Instrucción de trabajo: Copia literalmente del texto sobre la dislexia todo lo que va desde "Entre los últimos" hasta "compartida de libros.", ambos incluidos.

¿La dislexia se puede prevenir?

¿La dislexia se puede prevenir?

La dislexia es un trastorno que conlleva dificultad de lectura y tiene un origen neurológica. En los últimos años los investigadores han descubierto definitivamente que no tiene relación con la inteligencia. Tampoco tiene relación con la pereza, a pesar de ser la calificación más habitual que les dan los profesores, por desgracia. Los investigadores han descrito el defectuoso funcionamiento cerebral de los disléxicos gracias a dispositivos que registran la actividad cerebral. Siendo así, son capaces de distinguir entre cerebros con y sin dislexia. Parece un milagro, ¿no?

Entre los últimos avances que ha dado la ciencia en torno a la dislexia, destacaría la prevención. Pero ¿se puede prevenir un trastorno que es neurológico? Pues sí, parece que sí, si miramos las evidencias que han mostrado investigaciones de prestigio en torno a la dislexia. Las interacciones domésticas dirigidas a la lectura tienen la capacidad de orientar el funcionamiento inadecuado del cerebro. Home Literacy Environments (HLE) son los ambientes domésticos en los que los miembros de la familia enseñan a los niños y niñas de Educación Infantil los nombres y sonidos de las letras, y se realizan actividades como la lectura de palabras y la lectura compartida de libros.

En dicho estudio, conociendo la historia lectora de la familia, detectaron a alumnos con riesgo de dislexia. A algunos de ellos se les ofrecían esos ambientes domésticos (HLE) orientados a la alfabetización. El resultado fue sorprendente: a esos niños tratados se les activaban las áreas cerebrales adecuadas, lo mismo que a los alumnos sin dislexia. Al año siguiente refinaron los resultados y demostraron que el éxito de esa alfabetización doméstica se debía especialmente a la enseñanza formal de la lectura y no tanto a la lectura de libros a niños.

Filas proporcionadas:
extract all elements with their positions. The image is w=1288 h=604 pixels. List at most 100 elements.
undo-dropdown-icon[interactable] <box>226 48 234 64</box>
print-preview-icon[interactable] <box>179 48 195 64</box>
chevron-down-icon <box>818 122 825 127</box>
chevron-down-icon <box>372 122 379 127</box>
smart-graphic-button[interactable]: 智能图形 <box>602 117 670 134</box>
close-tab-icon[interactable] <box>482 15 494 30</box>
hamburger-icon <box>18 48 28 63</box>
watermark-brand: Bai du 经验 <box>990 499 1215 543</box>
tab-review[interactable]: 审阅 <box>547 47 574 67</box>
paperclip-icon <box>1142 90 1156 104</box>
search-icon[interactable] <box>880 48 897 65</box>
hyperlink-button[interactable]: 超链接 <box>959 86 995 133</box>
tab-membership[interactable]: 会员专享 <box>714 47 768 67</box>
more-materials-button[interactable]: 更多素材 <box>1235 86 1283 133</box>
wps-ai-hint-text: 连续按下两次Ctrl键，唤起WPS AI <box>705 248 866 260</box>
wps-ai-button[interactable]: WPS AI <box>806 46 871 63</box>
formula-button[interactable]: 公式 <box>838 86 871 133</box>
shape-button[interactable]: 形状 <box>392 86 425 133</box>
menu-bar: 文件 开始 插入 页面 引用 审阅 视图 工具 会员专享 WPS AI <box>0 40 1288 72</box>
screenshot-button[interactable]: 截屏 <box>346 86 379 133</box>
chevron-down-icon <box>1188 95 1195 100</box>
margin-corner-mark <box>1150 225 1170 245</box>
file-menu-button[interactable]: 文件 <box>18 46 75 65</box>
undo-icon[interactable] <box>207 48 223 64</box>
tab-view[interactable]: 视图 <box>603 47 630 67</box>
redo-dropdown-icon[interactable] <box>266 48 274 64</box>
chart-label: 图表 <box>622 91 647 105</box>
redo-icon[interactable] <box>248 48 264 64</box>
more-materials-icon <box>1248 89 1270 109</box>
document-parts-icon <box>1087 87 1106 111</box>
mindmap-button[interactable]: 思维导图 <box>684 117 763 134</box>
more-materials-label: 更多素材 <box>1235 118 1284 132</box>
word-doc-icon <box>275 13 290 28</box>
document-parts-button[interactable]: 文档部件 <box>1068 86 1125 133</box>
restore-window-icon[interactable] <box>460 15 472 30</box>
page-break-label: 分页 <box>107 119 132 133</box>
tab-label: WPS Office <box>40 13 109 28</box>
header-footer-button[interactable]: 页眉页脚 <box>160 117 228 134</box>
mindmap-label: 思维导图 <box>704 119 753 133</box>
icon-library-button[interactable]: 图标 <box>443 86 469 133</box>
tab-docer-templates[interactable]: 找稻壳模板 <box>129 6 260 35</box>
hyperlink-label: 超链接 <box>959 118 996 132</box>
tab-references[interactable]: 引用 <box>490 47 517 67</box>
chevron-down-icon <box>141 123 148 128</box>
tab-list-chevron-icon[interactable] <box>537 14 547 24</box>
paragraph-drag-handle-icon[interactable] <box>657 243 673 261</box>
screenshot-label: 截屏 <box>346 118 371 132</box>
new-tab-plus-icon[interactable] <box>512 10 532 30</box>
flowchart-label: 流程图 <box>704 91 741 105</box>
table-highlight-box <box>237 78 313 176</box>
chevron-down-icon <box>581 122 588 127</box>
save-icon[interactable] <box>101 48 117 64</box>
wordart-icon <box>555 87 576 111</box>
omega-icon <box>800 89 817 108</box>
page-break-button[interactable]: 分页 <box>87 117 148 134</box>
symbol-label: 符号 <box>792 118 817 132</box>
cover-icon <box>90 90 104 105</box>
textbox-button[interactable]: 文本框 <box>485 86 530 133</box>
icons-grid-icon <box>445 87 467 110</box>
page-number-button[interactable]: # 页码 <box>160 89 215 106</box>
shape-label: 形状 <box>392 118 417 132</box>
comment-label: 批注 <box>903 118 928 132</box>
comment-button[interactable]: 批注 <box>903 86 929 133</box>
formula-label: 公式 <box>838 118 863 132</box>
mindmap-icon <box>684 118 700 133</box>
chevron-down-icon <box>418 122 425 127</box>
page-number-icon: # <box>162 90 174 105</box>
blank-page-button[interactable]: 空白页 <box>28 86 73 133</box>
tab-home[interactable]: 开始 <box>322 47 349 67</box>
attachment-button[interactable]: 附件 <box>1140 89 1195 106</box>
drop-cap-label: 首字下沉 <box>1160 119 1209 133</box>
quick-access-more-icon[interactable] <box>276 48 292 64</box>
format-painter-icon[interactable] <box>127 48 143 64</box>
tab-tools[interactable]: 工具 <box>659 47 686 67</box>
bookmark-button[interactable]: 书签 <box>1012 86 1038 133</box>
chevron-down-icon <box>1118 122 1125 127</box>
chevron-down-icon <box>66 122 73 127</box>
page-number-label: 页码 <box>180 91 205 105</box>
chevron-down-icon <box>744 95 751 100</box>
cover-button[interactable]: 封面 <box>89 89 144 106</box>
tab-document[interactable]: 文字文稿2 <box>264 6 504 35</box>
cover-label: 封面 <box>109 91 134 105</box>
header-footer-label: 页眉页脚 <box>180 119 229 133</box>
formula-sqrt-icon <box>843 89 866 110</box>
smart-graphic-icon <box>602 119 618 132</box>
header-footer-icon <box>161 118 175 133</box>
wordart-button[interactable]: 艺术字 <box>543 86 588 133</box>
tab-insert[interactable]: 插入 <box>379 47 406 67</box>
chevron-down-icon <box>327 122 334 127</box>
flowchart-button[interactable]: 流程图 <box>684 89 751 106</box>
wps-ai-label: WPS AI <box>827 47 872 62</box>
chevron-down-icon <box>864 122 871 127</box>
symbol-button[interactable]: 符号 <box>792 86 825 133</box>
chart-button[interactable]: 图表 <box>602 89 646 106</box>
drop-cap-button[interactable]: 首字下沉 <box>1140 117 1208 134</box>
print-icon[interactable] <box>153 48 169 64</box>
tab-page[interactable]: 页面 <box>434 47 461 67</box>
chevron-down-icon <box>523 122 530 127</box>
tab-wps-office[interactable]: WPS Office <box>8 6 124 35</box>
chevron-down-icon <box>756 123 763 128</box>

Respuesta esperada:
Entre los últimos avances que ha dado la ciencia en torno a la dislexia, destacaría la prevención. Pero ¿se puede prevenir un trastorno que es neurológico? Pues sí, parece que sí, si miramos las evidencias que han mostrado investigaciones de prestigio en torno a la dislexia. Las interacciones domésticas dirigidas a la lectura tienen la capacidad de orientar el funcionamiento inadecuado del cerebro. Home Literacy Environments (HLE) son los ambientes domésticos en los que los miembros de la familia enseñan a los niños y niñas de Educación Infantil los nombres y sonidos de las letras, y se realizan actividades como la lectura de palabras y la lectura compartida de libros.